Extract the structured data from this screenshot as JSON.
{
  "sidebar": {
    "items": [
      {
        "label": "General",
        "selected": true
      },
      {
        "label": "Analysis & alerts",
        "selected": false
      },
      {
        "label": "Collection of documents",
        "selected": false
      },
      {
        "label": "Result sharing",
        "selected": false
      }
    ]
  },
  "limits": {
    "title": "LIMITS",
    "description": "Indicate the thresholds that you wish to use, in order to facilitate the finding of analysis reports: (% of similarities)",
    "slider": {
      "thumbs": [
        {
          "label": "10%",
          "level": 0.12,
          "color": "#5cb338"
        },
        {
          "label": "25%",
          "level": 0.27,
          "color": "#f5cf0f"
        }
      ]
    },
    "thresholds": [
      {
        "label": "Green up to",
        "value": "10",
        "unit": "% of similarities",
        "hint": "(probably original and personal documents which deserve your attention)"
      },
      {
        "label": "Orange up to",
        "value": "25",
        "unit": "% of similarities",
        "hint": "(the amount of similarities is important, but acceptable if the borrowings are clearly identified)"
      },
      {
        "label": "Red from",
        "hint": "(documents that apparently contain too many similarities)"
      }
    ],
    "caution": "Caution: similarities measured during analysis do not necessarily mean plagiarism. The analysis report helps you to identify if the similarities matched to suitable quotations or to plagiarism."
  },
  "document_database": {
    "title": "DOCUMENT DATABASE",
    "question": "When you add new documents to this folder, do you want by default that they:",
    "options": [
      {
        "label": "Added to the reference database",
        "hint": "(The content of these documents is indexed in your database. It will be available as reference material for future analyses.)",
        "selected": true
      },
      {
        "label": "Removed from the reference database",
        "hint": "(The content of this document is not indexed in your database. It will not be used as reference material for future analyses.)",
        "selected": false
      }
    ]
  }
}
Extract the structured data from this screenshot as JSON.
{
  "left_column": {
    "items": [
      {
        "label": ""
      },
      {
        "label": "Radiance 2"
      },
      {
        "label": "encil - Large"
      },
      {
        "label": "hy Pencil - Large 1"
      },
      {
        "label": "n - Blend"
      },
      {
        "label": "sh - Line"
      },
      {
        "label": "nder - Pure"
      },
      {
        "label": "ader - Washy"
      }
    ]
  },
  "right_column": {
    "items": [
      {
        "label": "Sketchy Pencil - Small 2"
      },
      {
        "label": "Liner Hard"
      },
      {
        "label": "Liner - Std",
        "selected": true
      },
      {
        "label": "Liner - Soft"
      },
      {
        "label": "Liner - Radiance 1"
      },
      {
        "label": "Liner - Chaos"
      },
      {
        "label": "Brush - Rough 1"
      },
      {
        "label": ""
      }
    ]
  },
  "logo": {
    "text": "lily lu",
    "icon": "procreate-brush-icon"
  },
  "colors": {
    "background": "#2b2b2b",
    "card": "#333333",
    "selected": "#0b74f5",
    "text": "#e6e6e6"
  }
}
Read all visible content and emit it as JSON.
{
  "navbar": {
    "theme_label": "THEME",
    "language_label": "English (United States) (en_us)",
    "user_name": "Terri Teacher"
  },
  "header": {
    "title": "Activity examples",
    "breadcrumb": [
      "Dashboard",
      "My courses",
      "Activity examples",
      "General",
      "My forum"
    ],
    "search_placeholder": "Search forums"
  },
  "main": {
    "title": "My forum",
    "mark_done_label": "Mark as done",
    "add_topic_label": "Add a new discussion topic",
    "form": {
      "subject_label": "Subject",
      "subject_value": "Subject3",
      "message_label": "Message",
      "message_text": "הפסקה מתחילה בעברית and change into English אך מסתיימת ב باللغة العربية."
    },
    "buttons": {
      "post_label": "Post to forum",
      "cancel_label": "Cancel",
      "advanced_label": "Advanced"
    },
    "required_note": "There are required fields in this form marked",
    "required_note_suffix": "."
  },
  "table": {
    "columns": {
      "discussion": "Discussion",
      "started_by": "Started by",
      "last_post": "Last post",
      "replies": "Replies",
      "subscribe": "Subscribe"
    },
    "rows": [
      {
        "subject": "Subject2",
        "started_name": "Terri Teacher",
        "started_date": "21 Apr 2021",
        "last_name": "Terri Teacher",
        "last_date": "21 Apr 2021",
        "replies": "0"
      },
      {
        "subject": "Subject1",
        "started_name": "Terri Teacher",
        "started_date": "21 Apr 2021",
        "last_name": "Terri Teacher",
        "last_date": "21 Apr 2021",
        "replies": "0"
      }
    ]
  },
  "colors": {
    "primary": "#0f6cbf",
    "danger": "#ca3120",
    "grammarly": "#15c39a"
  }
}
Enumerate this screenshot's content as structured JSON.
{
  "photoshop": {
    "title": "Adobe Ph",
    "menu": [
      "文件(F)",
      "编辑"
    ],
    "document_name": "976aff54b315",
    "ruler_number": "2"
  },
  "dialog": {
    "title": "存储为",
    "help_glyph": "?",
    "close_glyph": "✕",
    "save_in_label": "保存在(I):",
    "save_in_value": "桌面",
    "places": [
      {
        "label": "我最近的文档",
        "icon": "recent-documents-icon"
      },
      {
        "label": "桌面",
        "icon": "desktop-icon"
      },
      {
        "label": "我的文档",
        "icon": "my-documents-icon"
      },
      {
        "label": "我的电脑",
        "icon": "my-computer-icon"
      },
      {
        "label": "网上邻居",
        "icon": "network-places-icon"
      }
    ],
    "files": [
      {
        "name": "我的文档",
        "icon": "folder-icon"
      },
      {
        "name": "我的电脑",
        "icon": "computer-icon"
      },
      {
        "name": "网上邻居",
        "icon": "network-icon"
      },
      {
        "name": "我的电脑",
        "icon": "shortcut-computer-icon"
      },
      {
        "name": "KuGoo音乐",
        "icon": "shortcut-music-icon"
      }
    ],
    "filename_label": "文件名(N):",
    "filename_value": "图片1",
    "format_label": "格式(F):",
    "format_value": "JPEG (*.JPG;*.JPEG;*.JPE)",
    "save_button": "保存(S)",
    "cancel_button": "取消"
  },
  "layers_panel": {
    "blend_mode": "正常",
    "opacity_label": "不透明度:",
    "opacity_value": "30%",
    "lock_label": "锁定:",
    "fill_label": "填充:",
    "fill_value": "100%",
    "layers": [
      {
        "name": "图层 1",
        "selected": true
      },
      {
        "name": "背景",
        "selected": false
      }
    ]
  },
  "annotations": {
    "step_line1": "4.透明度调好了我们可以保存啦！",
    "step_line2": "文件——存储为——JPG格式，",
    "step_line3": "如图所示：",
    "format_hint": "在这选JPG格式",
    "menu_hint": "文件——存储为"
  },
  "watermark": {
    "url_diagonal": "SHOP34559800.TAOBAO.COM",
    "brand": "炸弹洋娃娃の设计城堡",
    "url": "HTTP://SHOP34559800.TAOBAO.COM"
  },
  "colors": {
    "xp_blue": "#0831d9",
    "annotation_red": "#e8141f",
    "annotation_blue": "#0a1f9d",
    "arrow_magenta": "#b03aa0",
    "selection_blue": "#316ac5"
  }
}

## Written problem
State the count of lines above containing the string "reference", and add nothing to it.

## Result of this task
4